**WHAT YOU SHOULD DO:**
Write the number of lines holding the word "color", and nothing else.

--- DATASET ENTRIES ---

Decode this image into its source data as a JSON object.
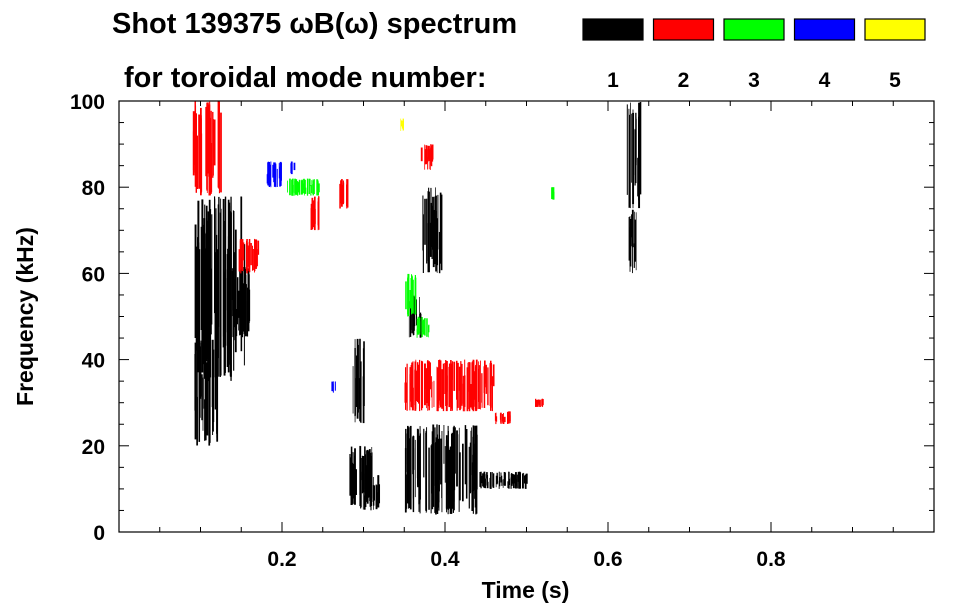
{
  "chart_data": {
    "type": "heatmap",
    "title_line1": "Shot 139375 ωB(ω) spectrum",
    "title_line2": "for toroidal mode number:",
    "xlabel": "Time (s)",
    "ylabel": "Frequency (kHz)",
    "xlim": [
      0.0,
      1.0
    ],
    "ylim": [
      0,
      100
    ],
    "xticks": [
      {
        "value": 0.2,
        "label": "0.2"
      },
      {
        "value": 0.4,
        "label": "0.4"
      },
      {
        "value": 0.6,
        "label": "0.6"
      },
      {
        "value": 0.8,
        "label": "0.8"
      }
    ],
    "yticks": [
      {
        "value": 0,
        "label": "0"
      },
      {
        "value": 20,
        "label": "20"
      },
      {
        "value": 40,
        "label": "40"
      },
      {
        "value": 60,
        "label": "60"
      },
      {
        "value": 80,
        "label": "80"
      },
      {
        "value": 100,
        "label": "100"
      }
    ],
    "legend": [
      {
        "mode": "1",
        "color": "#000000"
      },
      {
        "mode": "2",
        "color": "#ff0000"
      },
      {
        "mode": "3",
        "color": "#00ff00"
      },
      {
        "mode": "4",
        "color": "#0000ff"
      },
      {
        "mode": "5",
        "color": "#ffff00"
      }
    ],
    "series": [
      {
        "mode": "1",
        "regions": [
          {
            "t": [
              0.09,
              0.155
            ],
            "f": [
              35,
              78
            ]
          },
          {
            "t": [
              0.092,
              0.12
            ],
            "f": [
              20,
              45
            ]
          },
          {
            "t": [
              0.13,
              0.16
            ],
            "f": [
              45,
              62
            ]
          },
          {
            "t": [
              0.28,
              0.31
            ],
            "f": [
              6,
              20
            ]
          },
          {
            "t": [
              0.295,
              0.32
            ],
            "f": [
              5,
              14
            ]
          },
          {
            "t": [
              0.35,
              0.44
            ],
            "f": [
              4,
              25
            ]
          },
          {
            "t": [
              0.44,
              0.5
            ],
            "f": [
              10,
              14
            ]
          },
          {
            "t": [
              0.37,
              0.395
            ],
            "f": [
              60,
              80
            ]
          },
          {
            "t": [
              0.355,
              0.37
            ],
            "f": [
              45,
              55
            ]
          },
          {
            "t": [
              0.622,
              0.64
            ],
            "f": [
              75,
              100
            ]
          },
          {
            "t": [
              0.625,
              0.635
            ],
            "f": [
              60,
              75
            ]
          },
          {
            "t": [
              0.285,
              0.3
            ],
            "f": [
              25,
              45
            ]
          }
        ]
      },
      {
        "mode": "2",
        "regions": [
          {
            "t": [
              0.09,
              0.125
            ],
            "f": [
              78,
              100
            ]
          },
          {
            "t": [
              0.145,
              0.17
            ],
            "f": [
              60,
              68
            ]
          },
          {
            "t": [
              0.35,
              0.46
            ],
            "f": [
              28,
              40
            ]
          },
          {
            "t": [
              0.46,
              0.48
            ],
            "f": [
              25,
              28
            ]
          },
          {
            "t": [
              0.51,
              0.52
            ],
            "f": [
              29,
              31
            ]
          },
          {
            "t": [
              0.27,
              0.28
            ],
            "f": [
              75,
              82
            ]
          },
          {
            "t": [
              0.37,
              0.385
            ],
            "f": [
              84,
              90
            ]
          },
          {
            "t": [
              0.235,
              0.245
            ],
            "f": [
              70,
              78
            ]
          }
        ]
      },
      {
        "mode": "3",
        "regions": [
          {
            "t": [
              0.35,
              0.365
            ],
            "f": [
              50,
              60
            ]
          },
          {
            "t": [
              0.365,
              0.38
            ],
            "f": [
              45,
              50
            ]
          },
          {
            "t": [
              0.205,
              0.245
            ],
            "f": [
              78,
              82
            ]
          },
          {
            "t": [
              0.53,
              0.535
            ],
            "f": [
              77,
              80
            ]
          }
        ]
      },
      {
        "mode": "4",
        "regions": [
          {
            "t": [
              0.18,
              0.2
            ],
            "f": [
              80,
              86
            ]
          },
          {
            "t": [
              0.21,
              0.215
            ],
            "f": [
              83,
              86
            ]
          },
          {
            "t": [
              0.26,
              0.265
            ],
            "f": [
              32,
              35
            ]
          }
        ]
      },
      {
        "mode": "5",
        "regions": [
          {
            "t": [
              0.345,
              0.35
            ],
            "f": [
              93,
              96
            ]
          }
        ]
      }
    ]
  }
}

---

**EXERCISE OUTPUT:**
5